* begin *

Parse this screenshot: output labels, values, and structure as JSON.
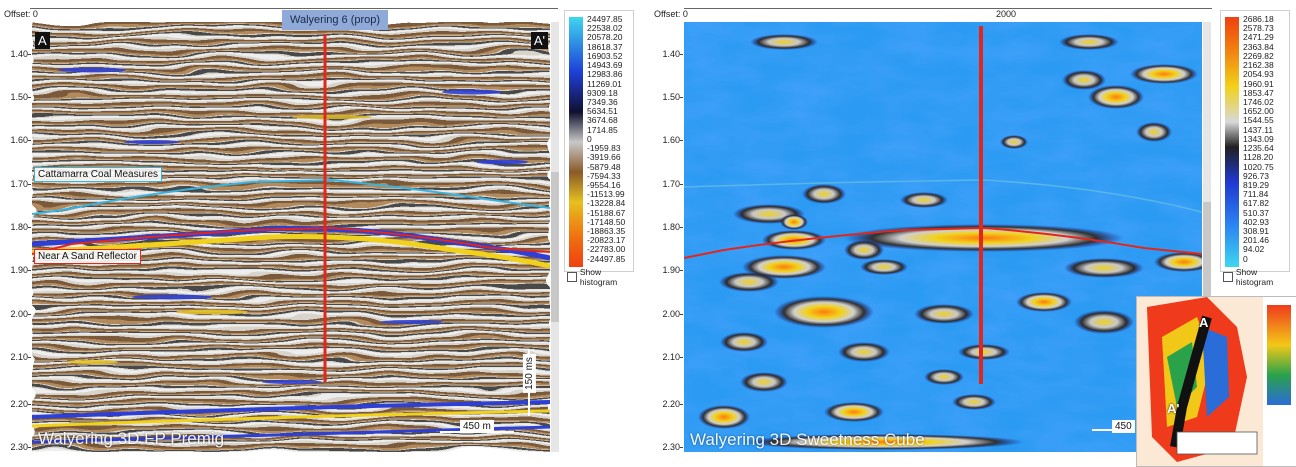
{
  "left": {
    "offset_label": "Offset:",
    "offset_value": "0",
    "well_name": "Walyering 6 (prop)",
    "marker_a": "A",
    "marker_a_prime": "A'",
    "horizon_top": "Cattamarra Coal Measures",
    "horizon_bottom": "Near A Sand Reflector",
    "watermark": "Walyering 3D FP Premig",
    "scale_vertical": "150 ms",
    "scale_horizontal": "450 m",
    "y_ticks": [
      "1.40",
      "1.50",
      "1.60",
      "1.70",
      "1.80",
      "1.90",
      "2.00",
      "2.10",
      "2.20",
      "2.30"
    ],
    "colorbar_labels": [
      "24497.85",
      "22538.02",
      "20578.20",
      "18618.37",
      "16903.52",
      "14943.69",
      "12983.86",
      "11269.01",
      "9309.18",
      "7349.36",
      "5634.51",
      "3674.68",
      "1714.85",
      "0",
      "-1959.83",
      "-3919.66",
      "-5879.48",
      "-7594.33",
      "-9554.16",
      "-11513.99",
      "-13228.84",
      "-15188.67",
      "-17148.50",
      "-18863.35",
      "-20823.17",
      "-22783.00",
      "-24497.85"
    ],
    "show_histogram": "Show histogram",
    "colors": {
      "well": "#e3261b",
      "horizon_top": "#38b3e0",
      "horizon_bottom": "#e3261b"
    }
  },
  "right": {
    "offset_label": "Offset:",
    "offset_value": "0",
    "offset_tick": "2000",
    "watermark": "Walyering 3D Sweetness Cube",
    "scale_horizontal": "450",
    "inset_a": "A",
    "inset_a_prime": "A'",
    "y_ticks": [
      "1.40",
      "1.50",
      "1.60",
      "1.70",
      "1.80",
      "1.90",
      "2.00",
      "2.10",
      "2.20",
      "2.30"
    ],
    "colorbar_labels": [
      "2686.18",
      "2578.73",
      "2471.29",
      "2363.84",
      "2269.82",
      "2162.38",
      "2054.93",
      "1960.91",
      "1853.47",
      "1746.02",
      "1652.00",
      "1544.55",
      "1437.11",
      "1343.09",
      "1235.64",
      "1128.20",
      "1020.75",
      "926.73",
      "819.29",
      "711.84",
      "617.82",
      "510.37",
      "402.93",
      "308.91",
      "201.46",
      "94.02",
      "0"
    ],
    "show_histogram": "Show histogram"
  }
}
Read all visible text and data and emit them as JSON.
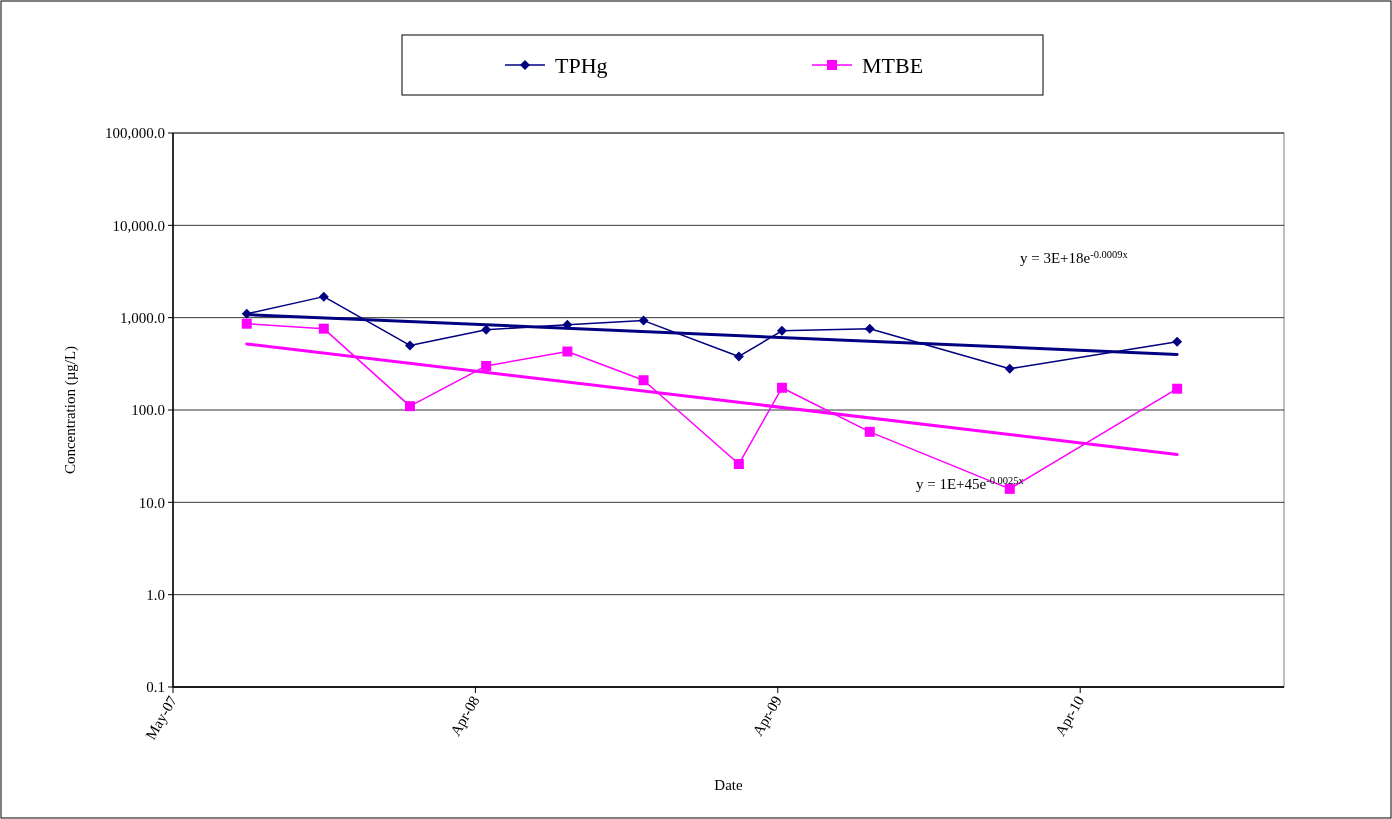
{
  "chart_data": {
    "type": "line",
    "xlabel": "Date",
    "ylabel": "Concentration (µg/L)",
    "log": "y",
    "grid": "y",
    "legend": "top",
    "xlim": [
      "2007-05-01",
      "2011-01-01"
    ],
    "xticks": [
      {
        "value": "2007-05-01",
        "label": "May-07"
      },
      {
        "value": "2008-04-30",
        "label": "Apr-08"
      },
      {
        "value": "2009-04-30",
        "label": "Apr-09"
      },
      {
        "value": "2010-04-30",
        "label": "Apr-10"
      }
    ],
    "ylim": [
      0.1,
      100000
    ],
    "yticks": [
      {
        "value": 0.1,
        "label": "0.1"
      },
      {
        "value": 1,
        "label": "1.0"
      },
      {
        "value": 10,
        "label": "10.0"
      },
      {
        "value": 100,
        "label": "100.0"
      },
      {
        "value": 1000,
        "label": "1,000.0"
      },
      {
        "value": 10000,
        "label": "10,000.0"
      },
      {
        "value": 100000,
        "label": "100,000.0"
      }
    ],
    "x": [
      "2007-07-29",
      "2007-10-30",
      "2008-02-11",
      "2008-05-13",
      "2008-08-19",
      "2008-11-19",
      "2009-03-14",
      "2009-05-05",
      "2009-08-19",
      "2010-02-04",
      "2010-08-25"
    ],
    "series": [
      {
        "name": "TPHg",
        "color": "#000080",
        "marker": "diamond",
        "values": [
          1100,
          1690,
          500,
          740,
          840,
          930,
          380,
          720,
          760,
          280,
          550
        ]
      },
      {
        "name": "MTBE",
        "color": "#ff00ff",
        "marker": "square",
        "values": [
          860,
          760,
          110,
          300,
          430,
          210,
          26,
          174,
          58,
          14,
          170
        ]
      },
      {
        "type": "line",
        "color": "#000080",
        "marker": "none",
        "x": [
          "2007-07-29",
          "2010-08-25"
        ],
        "values": [
          1080,
          400
        ]
      },
      {
        "type": "line",
        "color": "#ff00ff",
        "marker": "none",
        "x": [
          "2007-07-29",
          "2010-08-25"
        ],
        "values": [
          520,
          33
        ]
      }
    ],
    "annotations": [
      "y = 3E+18e$^{-0.0009x}$",
      "y = 1E+45e$^{-0.0025x}$"
    ]
  }
}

* end *

**What you need to do**
Which lines contain "Walyering"? Copy each of them out.

**Finished exercise**
    "well_name": "Walyering 6 (prop)",
    "watermark": "Walyering 3D FP Premig",
    "watermark": "Walyering 3D Sweetness Cube",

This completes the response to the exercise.